* SHORT PROBLEM *
Search the material below for the string "الكهف" and extract each line that has it.

:: GIVEN DATA

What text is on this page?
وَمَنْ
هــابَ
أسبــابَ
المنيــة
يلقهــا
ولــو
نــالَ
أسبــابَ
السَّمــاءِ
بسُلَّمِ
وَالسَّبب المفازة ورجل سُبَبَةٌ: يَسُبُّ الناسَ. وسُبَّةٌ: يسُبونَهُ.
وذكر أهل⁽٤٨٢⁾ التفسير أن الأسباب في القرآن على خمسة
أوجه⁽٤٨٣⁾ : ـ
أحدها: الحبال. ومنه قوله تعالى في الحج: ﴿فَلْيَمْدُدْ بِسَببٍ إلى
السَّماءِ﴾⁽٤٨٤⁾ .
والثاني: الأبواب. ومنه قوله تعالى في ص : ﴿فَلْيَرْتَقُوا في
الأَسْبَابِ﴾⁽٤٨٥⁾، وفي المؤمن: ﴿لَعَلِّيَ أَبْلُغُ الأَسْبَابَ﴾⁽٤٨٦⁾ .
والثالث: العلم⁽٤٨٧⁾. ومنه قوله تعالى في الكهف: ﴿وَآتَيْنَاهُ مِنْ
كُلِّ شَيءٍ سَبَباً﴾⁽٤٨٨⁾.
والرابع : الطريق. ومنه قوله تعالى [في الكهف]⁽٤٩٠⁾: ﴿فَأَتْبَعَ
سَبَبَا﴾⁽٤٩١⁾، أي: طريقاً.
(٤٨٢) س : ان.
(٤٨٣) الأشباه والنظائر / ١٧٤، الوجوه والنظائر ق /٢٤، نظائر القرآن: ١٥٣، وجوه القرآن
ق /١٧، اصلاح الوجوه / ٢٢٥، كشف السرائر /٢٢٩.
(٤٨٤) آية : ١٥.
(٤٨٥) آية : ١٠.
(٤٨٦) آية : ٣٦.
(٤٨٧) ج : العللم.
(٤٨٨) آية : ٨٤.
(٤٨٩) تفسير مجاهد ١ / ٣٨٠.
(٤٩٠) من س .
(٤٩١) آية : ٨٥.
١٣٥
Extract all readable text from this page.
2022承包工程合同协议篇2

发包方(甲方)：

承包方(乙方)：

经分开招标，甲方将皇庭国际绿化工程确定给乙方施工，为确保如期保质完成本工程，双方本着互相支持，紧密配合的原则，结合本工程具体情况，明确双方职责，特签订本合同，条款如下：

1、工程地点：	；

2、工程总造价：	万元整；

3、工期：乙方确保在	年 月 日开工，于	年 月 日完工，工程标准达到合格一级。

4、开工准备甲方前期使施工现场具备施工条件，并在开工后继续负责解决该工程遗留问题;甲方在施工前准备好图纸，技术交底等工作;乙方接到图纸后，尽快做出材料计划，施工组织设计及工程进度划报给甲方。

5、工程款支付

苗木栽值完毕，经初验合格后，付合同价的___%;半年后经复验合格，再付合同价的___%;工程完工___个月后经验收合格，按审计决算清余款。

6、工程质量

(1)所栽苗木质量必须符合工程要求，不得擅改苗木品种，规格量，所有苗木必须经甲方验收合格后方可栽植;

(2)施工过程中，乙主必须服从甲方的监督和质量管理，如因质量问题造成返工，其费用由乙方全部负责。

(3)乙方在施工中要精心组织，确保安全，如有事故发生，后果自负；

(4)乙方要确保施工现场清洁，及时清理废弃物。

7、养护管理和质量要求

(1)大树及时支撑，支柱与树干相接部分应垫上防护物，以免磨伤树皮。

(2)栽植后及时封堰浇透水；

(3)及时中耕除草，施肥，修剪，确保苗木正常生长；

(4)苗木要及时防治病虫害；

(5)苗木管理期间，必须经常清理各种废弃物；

::::

* THE REPLY *
والثالث: العلم⁽٤٨٧⁾. ومنه قوله تعالى في الكهف: ﴿وَآتَيْنَاهُ مِنْ
والرابع : الطريق. ومنه قوله تعالى [في الكهف]⁽٤٩٠⁾: ﴿فَأَتْبَعَ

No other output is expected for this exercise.